### Jobs
1. Please rewrite the paragraph of the carpentry thread that begins "Now, each board has to tilt in" as a short list that keeps its main facts.
2. Reproduce the part of the carpentry thread starting with "Consider af sphere" and going on through "cos(C) = −cos(A)cos(B) + sin(A)sin(B)cos(c)".

### Text extract
# # # #
Carpentry Question - Intersecting Planes

I'm trying to build something, and the math has escaped me.

Imagine I have two boards perpendicular to each other and to the floor, and adjacent to each other. I want to bevel each board at a 45 degree angle so they meet evenly. So far so good.

Now, each board has to tilt in, so their bases are in the same place, but they are no longer at right angle to the floor. Worse, they tilt in at different amounts. If I know my two tilt angles (call them A and B), how do I calculate the bevel I need to cut for their intersection? Tdjewell (talk) 13:26, 22 March 2016 (UTC)[reply]

Consider af sphere having centre in common intersection between the floor and the two boards. The intersections between the sphere and the floor, and between the sphere and the boards, make a spherical triangle ABC. The side c is 90 degrees. The angle A is 45 degrees. The angle B is 45 degrees. You want to calculate the sides a and b. Now use the formulas of spherical trigonometry. Bo Jacoby (talk) 13:46, 22 March 2016 (UTC).[reply]

cos(C) = −cos(A)cos(B) + sin(A)sin(B)cos(c)
# # # #
### Source material
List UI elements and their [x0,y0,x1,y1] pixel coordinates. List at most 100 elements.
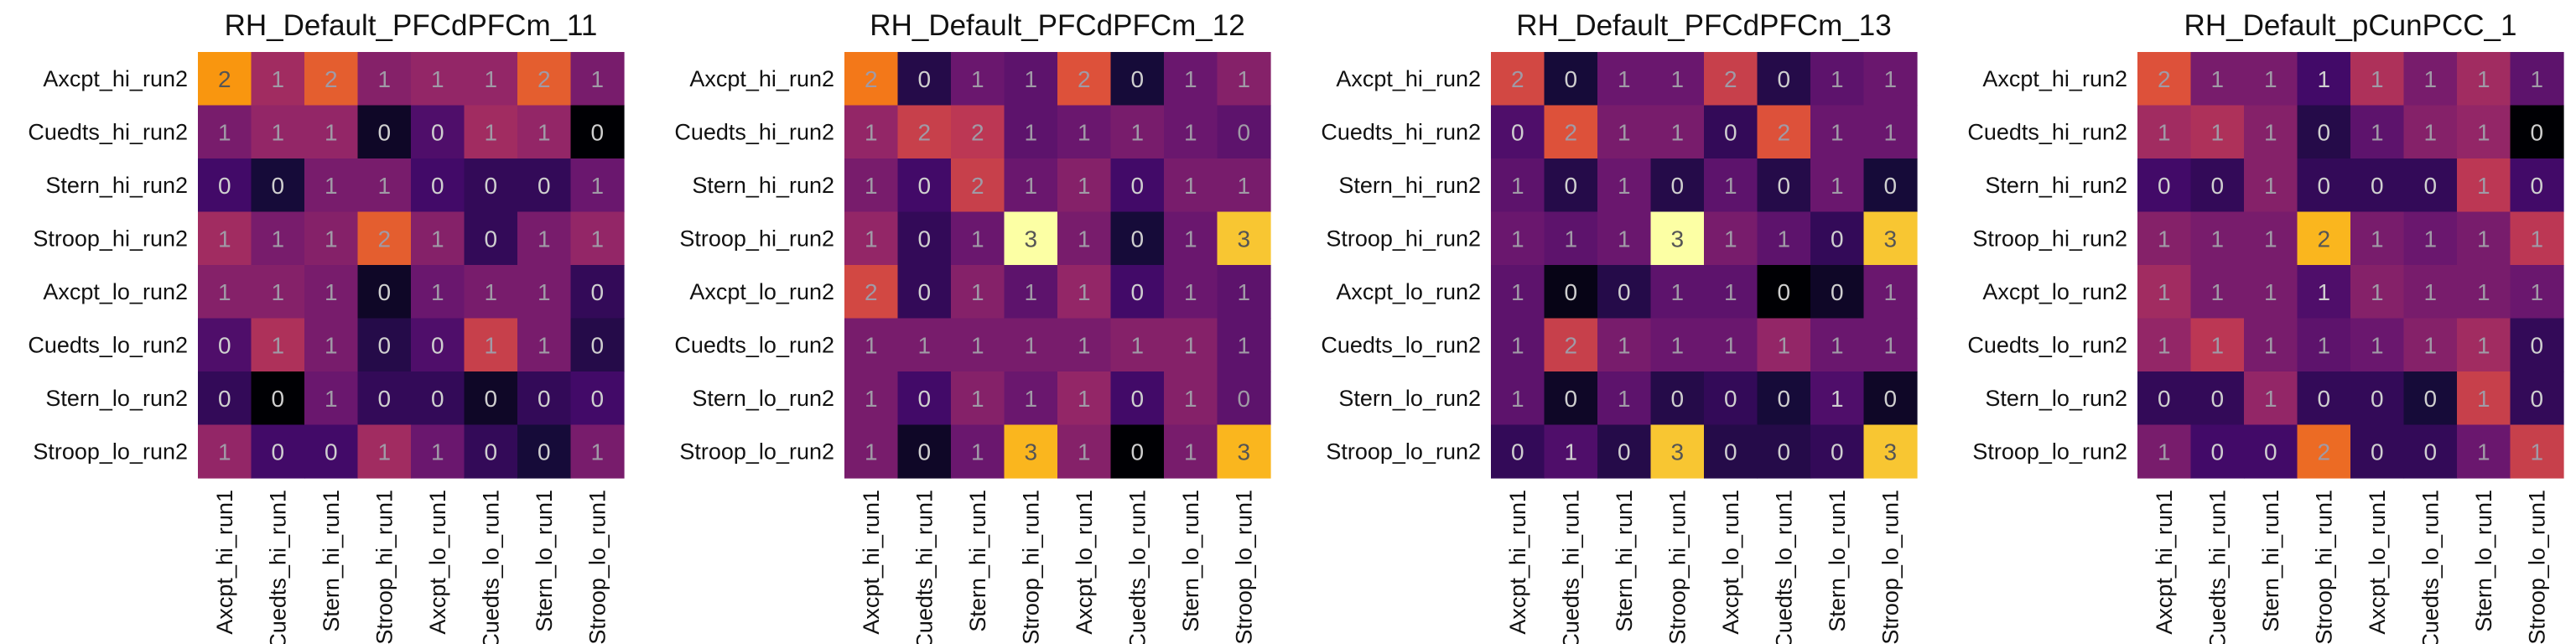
# # # #
### Outputs by task
1.
- Each board tilts inward so that both bases are in the same place.
- The boards are then no longer at a right angle to the floor.
- They tilt inward by different amounts, called A and B.
- The question is how to calculate the bevel to cut where they meet, given A and B.

2.
Consider af sphere having centre in common intersection between the floor and the two boards. The intersections between the sphere and the floor, and between the sphere and the boards, make a spherical triangle ABC. The side c is 90 degrees. The angle A is 45 degrees. The angle B is 45 degrees. You want to calculate the sides a and b. Now use the formulas of spherical trigonometry. Bo Jacoby (talk) 13:46, 22 March 2016 (UTC).[reply]

cos(C) = −cos(A)cos(B) + sin(A)sin(B)cos(c)